→ **Data records**
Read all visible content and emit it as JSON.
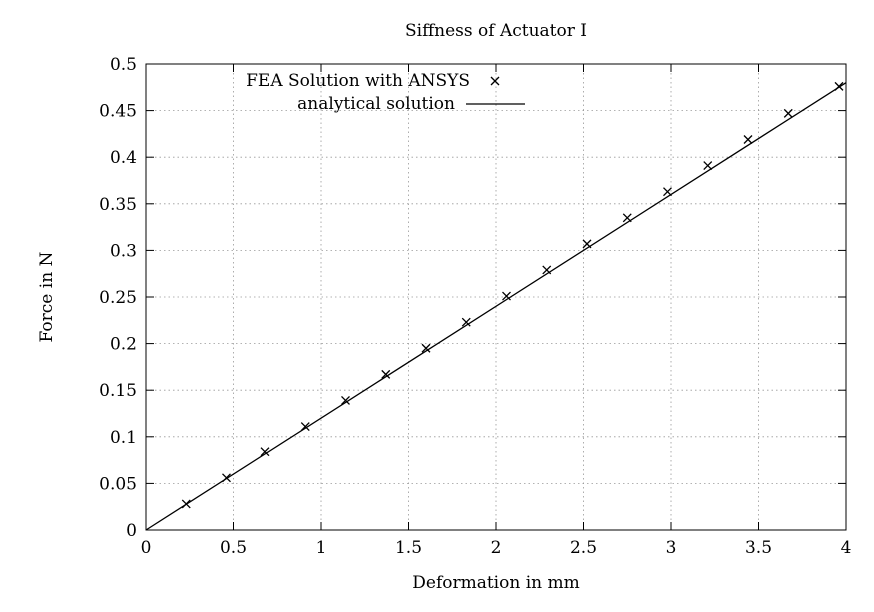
{
  "chart_data": {
    "type": "line",
    "title": "Siffness of Actuator I",
    "xlabel": "Deformation in mm",
    "ylabel": "Force in N",
    "xlim": [
      0,
      4
    ],
    "ylim": [
      0,
      0.5
    ],
    "x_ticks": [
      0,
      0.5,
      1,
      1.5,
      2,
      2.5,
      3,
      3.5,
      4
    ],
    "x_tick_labels": [
      "0",
      "0.5",
      "1",
      "1.5",
      "2",
      "2.5",
      "3",
      "3.5",
      "4"
    ],
    "y_ticks": [
      0,
      0.05,
      0.1,
      0.15,
      0.2,
      0.25,
      0.3,
      0.35,
      0.4,
      0.45,
      0.5
    ],
    "y_tick_labels": [
      "0",
      "0.05",
      "0.1",
      "0.15",
      "0.2",
      "0.25",
      "0.3",
      "0.35",
      "0.4",
      "0.45",
      "0.5"
    ],
    "grid": true,
    "legend_position": "top-left",
    "series": [
      {
        "name": "FEA Solution with ANSYS",
        "style": "markers",
        "marker": "x",
        "color": "#000000",
        "x": [
          0.23,
          0.46,
          0.68,
          0.91,
          1.14,
          1.37,
          1.6,
          1.83,
          2.06,
          2.29,
          2.52,
          2.75,
          2.98,
          3.21,
          3.44,
          3.67,
          3.96
        ],
        "y": [
          0.028,
          0.056,
          0.084,
          0.111,
          0.139,
          0.167,
          0.195,
          0.223,
          0.251,
          0.279,
          0.307,
          0.335,
          0.363,
          0.391,
          0.419,
          0.447,
          0.476
        ]
      },
      {
        "name": "analytical solution",
        "style": "line",
        "color": "#000000",
        "x": [
          0,
          4
        ],
        "y": [
          0,
          0.48
        ]
      }
    ]
  }
}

→ **Short exercise**
Pictures are excluded; copy every other part of the records exactly.

→ **Reply**
Read all visible content and emit it as JSON.
{
  "chart_data": {
    "type": "line",
    "title": "Siffness of Actuator I",
    "xlabel": "Deformation in mm",
    "ylabel": "Force in N",
    "xlim": [
      0,
      4
    ],
    "ylim": [
      0,
      0.5
    ],
    "x_ticks": [
      0,
      0.5,
      1,
      1.5,
      2,
      2.5,
      3,
      3.5,
      4
    ],
    "x_tick_labels": [
      "0",
      "0.5",
      "1",
      "1.5",
      "2",
      "2.5",
      "3",
      "3.5",
      "4"
    ],
    "y_ticks": [
      0,
      0.05,
      0.1,
      0.15,
      0.2,
      0.25,
      0.3,
      0.35,
      0.4,
      0.45,
      0.5
    ],
    "y_tick_labels": [
      "0",
      "0.05",
      "0.1",
      "0.15",
      "0.2",
      "0.25",
      "0.3",
      "0.35",
      "0.4",
      "0.45",
      "0.5"
    ],
    "grid": true,
    "legend_position": "top-left",
    "series": [
      {
        "name": "FEA Solution with ANSYS",
        "style": "markers",
        "marker": "x",
        "color": "#000000",
        "x": [
          0.23,
          0.46,
          0.68,
          0.91,
          1.14,
          1.37,
          1.6,
          1.83,
          2.06,
          2.29,
          2.52,
          2.75,
          2.98,
          3.21,
          3.44,
          3.67,
          3.96
        ],
        "y": [
          0.028,
          0.056,
          0.084,
          0.111,
          0.139,
          0.167,
          0.195,
          0.223,
          0.251,
          0.279,
          0.307,
          0.335,
          0.363,
          0.391,
          0.419,
          0.447,
          0.476
        ]
      },
      {
        "name": "analytical solution",
        "style": "line",
        "color": "#000000",
        "x": [
          0,
          4
        ],
        "y": [
          0,
          0.48
        ]
      }
    ]
  }
}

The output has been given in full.